*** Data rows ***

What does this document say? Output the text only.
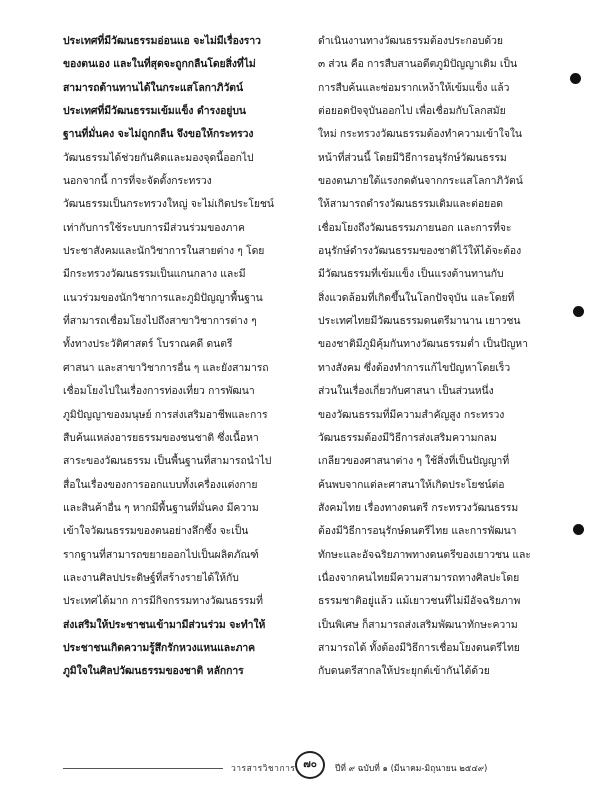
ประเทศที่มีวัฒนธรรมอ่อนแอ จะไม่มีเรื่องราว
ของตนเอง และในที่สุดจะถูกกลืนโดยสิ่งที่ไม่
สามารถต้านทานได้ในกระแสโลกาภิวัตน์
ประเทศที่มีวัฒนธรรมเข้มแข็ง ดำรงอยู่บน
ฐานที่มั่นคง จะไม่ถูกกลืน จึงขอให้กระทรวง
วัฒนธรรมได้ช่วยกันคิดและมองจุดนี้ออกไป
นอกจากนี้ การที่จะจัดตั้งกระทรวง
วัฒนธรรมเป็นกระทรวงใหญ่ จะไม่เกิดประโยชน์
เท่ากับการใช้ระบบการมีส่วนร่วมของภาค
ประชาสังคมและนักวิชาการในสายต่าง ๆ โดย
มีกระทรวงวัฒนธรรมเป็นแกนกลาง และมี
แนวร่วมของนักวิชาการและภูมิปัญญาพื้นฐาน
ที่สามารถเชื่อมโยงไปถึงสาขาวิชาการต่าง ๆ
ทั้งทางประวัติศาสตร์ โบราณคดี ดนตรี
ศาสนา และสาขาวิชาการอื่น ๆ และยังสามารถ
เชื่อมโยงไปในเรื่องการท่องเที่ยว การพัฒนา
ภูมิปัญญาของมนุษย์ การส่งเสริมอาชีพและการ
สืบค้นแหล่งอารยธรรมของชนชาติ ซึ่งเนื้อหา
สาระของวัฒนธรรม เป็นพื้นฐานที่สามารถนำไป
สื่อในเรื่องของการออกแบบทั้งเครื่องแต่งกาย
และสินค้าอื่น ๆ หากมีพื้นฐานที่มั่นคง มีความ
เข้าใจวัฒนธรรมของตนอย่างลึกซึ้ง จะเป็น
รากฐานที่สามารถขยายออกไปเป็นผลิตภัณฑ์
และงานศิลปประดิษฐ์ที่สร้างรายได้ให้กับ
ประเทศได้มาก การมีกิจกรรมทางวัฒนธรรมที่
ส่งเสริมให้ประชาชนเข้ามามีส่วนร่วม จะทำให้
ประชาชนเกิดความรู้สึกรักหวงแหนและภาค
ภูมิใจในศิลปวัฒนธรรมของชาติ หลักการ
ดำเนินงานทางวัฒนธรรมต้องประกอบด้วย
๓ ส่วน คือ การสืบสานอดีตภูมิปัญญาเดิม เป็น
การสืบค้นและซ่อมรากเหง้าให้เข้มแข็ง แล้ว
ต่อยอดปัจจุบันออกไป เพื่อเชื่อมกับโลกสมัย
ใหม่ กระทรวงวัฒนธรรมต้องทำความเข้าใจใน
หน้าที่ส่วนนี้ โดยมีวิธีการอนุรักษ์วัฒนธรรม
ของตนภายใต้แรงกดดันจากกระแสโลกาภิวัตน์
ให้สามารถดำรงวัฒนธรรมเดิมและต่อยอด
เชื่อมโยงถึงวัฒนธรรมภายนอก และการที่จะ
อนุรักษ์ดำรงวัฒนธรรมของชาติไว้ให้ได้จะต้อง
มีวัฒนธรรมที่เข้มแข็ง เป็นแรงต้านทานกับ
สิ่งแวดล้อมที่เกิดขึ้นในโลกปัจจุบัน และโดยที่
ประเทศไทยมีวัฒนธรรมดนตรีมานาน เยาวชน
ของชาติมีภูมิคุ้มกันทางวัฒนธรรมต่ำ เป็นปัญหา
ทางสังคม ซึ่งต้องทำการแก้ไขปัญหาโดยเร็ว
ส่วนในเรื่องเกี่ยวกับศาสนา เป็นส่วนหนึ่ง
ของวัฒนธรรมที่มีความสำคัญสูง กระทรวง
วัฒนธรรมต้องมีวิธีการส่งเสริมความกลม
เกลียวของศาสนาต่าง ๆ ใช้สิ่งที่เป็นปัญญาที่
ค้นพบจากแต่ละศาสนาให้เกิดประโยชน์ต่อ
สังคมไทย เรื่องทางดนตรี กระทรวงวัฒนธรรม
ต้องมีวิธีการอนุรักษ์ดนตรีไทย และการพัฒนา
ทักษะและอัจฉริยภาพทางดนตรีของเยาวชน และ
เนื่องจากคนไทยมีความสามารถทางศิลปะโดย
ธรรมชาติอยู่แล้ว แม้เยาวชนที่ไม่มีอัจฉริยภาพ
เป็นพิเศษ ก็สามารถส่งเสริมพัฒนาทักษะความ
สามารถได้ ทั้งต้องมีวิธีการเชื่อมโยงดนตรีไทย
กับดนตรีสากลให้ประยุกต์เข้ากันได้ด้วย
๗๐
วารสารวิชาการ	ปีที่ ๙ ฉบับที่ ๑ (มีนาคม-มิถุนายน ๒๕๔๙)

***

§ **Work to be completed**:
Gather each line of the listing containing the word "งเสร" and show it.

§ **Result of the exercise**:
ภูมิปัญญาของมนุษย์ การส่งเสริมอาชีพและการ
ส่งเสริมให้ประชาชนเข้ามามีส่วนร่วม จะทำให้
วัฒนธรรมต้องมีวิธีการส่งเสริมความกลม
เป็นพิเศษ ก็สามารถส่งเสริมพัฒนาทักษะความ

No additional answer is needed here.